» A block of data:

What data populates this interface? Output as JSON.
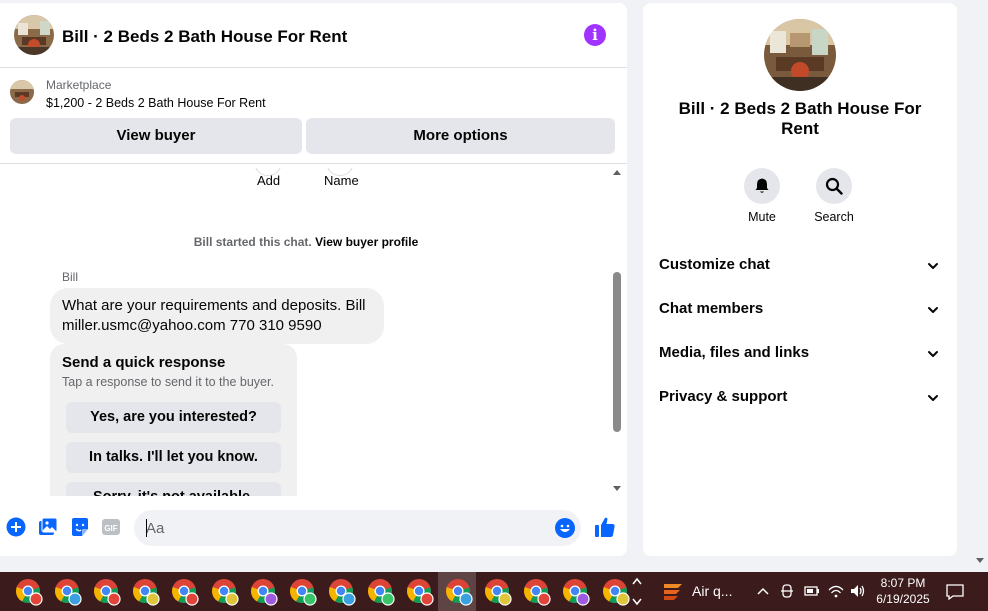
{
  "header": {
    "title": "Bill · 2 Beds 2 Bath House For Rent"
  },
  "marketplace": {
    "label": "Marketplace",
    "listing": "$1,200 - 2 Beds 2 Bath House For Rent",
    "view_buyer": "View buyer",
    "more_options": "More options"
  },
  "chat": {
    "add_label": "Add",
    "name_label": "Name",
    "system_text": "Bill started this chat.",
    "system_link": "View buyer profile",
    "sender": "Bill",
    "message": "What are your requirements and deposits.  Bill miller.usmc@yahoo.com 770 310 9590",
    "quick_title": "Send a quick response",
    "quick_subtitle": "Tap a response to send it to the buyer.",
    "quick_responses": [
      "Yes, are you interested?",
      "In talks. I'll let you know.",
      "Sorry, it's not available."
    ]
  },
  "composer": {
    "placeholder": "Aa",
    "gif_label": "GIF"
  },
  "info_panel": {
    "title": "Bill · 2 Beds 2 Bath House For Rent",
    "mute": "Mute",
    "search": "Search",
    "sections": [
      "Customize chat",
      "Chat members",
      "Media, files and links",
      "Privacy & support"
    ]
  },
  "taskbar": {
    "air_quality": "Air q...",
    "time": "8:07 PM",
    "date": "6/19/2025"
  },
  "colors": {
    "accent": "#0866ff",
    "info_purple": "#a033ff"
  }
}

» EXERCISE OBJECTIVE: All records should be output exactly, with the pictures left out.

» CORRECT RESPONSE:
What data populates this interface? Output as JSON.
{
  "header": {
    "title": "Bill · 2 Beds 2 Bath House For Rent"
  },
  "marketplace": {
    "label": "Marketplace",
    "listing": "$1,200 - 2 Beds 2 Bath House For Rent",
    "view_buyer": "View buyer",
    "more_options": "More options"
  },
  "chat": {
    "add_label": "Add",
    "name_label": "Name",
    "system_text": "Bill started this chat.",
    "system_link": "View buyer profile",
    "sender": "Bill",
    "message": "What are your requirements and deposits.  Bill miller.usmc@yahoo.com 770 310 9590",
    "quick_title": "Send a quick response",
    "quick_subtitle": "Tap a response to send it to the buyer.",
    "quick_responses": [
      "Yes, are you interested?",
      "In talks. I'll let you know.",
      "Sorry, it's not available."
    ]
  },
  "composer": {
    "placeholder": "Aa",
    "gif_label": "GIF"
  },
  "info_panel": {
    "title": "Bill · 2 Beds 2 Bath House For Rent",
    "mute": "Mute",
    "search": "Search",
    "sections": [
      "Customize chat",
      "Chat members",
      "Media, files and links",
      "Privacy & support"
    ]
  },
  "taskbar": {
    "air_quality": "Air q...",
    "time": "8:07 PM",
    "date": "6/19/2025"
  },
  "colors": {
    "accent": "#0866ff",
    "info_purple": "#a033ff"
  }
}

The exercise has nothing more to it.